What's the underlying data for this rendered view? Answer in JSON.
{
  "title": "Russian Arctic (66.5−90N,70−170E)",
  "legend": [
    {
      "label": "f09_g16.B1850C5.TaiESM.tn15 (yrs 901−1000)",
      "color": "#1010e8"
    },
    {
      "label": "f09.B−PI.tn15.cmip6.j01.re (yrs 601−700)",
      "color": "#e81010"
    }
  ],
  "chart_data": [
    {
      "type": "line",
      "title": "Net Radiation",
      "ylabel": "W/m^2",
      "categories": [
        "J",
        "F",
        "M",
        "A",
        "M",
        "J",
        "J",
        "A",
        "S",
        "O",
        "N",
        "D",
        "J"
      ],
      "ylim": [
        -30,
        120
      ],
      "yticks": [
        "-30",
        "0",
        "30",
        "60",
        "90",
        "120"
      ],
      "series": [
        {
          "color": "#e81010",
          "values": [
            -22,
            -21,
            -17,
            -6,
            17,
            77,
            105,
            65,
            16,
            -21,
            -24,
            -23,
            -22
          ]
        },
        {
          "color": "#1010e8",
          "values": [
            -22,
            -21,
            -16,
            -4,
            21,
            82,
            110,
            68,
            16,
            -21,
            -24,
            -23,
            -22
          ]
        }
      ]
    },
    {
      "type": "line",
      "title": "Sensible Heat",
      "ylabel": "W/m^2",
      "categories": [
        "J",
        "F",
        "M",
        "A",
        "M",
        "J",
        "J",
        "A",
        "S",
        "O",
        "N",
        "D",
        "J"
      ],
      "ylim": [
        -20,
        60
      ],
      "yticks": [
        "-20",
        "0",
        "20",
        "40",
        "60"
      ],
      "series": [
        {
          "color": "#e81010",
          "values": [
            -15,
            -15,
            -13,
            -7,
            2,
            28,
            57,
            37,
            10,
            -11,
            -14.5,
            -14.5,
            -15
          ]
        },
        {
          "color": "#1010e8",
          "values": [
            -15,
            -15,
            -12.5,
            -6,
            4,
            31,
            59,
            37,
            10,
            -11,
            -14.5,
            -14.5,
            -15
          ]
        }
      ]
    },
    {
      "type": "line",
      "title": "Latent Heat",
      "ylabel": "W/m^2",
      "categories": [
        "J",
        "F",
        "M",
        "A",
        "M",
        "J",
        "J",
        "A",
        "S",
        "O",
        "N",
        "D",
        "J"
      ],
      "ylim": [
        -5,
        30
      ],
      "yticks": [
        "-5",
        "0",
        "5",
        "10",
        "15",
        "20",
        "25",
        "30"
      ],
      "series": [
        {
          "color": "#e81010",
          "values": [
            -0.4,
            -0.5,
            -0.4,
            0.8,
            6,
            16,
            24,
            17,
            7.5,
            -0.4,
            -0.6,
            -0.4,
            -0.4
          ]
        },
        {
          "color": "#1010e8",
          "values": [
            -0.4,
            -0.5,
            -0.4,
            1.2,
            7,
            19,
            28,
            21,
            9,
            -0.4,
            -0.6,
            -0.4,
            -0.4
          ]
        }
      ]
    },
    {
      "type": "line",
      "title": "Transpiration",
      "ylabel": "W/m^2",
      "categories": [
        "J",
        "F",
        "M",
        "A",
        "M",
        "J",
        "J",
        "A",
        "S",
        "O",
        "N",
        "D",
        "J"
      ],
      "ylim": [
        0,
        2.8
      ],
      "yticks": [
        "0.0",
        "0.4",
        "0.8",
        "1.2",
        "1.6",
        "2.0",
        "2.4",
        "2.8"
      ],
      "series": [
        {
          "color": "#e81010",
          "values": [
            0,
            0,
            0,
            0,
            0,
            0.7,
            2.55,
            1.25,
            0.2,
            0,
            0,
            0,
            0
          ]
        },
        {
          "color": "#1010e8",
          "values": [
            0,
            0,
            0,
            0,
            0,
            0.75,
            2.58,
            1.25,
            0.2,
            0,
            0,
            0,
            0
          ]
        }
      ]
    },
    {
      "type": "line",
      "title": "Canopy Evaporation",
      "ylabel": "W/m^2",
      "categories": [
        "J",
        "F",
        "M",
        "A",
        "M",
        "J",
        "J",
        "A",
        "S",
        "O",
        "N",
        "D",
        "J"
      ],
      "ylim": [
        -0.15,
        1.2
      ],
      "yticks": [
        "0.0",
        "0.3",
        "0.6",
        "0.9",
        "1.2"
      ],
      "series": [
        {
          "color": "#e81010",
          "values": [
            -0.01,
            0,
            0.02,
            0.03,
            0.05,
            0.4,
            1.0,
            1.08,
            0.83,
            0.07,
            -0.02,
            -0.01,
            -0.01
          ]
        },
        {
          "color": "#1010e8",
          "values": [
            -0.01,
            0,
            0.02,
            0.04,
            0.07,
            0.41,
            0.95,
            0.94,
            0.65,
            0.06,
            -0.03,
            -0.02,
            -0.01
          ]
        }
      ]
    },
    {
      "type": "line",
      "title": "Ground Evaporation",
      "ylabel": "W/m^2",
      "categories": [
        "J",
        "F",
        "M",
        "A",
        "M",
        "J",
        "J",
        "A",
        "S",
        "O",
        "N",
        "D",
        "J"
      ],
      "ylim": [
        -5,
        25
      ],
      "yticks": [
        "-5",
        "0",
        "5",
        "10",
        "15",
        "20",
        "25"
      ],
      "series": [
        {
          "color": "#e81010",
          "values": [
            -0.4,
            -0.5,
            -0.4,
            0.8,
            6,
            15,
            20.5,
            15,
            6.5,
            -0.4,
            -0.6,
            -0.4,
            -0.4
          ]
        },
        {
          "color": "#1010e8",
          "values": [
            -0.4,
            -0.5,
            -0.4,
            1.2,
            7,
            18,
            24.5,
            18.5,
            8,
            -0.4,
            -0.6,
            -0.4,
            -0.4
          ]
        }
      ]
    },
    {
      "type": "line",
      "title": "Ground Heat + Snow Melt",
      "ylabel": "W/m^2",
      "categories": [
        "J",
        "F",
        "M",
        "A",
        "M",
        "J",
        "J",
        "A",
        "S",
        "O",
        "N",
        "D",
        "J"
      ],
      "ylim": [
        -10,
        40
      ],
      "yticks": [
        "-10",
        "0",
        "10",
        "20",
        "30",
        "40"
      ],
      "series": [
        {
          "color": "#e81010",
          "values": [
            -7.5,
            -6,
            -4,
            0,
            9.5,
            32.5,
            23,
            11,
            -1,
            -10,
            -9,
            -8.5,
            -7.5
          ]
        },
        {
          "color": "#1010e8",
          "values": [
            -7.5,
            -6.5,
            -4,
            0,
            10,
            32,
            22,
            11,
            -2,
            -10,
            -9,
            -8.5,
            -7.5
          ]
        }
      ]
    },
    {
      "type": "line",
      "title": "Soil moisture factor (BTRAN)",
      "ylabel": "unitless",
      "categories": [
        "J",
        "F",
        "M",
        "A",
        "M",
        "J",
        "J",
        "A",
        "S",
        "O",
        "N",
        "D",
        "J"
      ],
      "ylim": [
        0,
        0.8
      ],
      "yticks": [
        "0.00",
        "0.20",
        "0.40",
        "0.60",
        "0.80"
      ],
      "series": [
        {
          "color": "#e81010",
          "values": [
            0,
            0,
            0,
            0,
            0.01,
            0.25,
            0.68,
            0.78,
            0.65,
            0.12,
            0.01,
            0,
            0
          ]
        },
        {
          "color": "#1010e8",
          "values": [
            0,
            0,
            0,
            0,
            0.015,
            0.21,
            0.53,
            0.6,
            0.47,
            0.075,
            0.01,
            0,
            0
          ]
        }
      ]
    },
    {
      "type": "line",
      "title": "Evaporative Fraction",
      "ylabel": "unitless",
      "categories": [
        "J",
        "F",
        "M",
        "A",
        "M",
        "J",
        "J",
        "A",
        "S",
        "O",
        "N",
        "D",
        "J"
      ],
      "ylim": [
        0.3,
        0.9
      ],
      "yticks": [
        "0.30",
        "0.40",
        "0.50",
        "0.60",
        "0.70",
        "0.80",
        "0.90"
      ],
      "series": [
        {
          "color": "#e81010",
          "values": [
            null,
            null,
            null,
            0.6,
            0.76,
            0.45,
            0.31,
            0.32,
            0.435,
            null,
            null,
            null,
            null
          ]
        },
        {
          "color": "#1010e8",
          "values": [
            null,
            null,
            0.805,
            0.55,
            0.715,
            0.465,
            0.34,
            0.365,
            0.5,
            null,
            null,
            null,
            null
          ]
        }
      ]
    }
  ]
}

= = =

Of the lines in the listing above, how many hold the string "title"? Reply with the number only.

Written solution: 10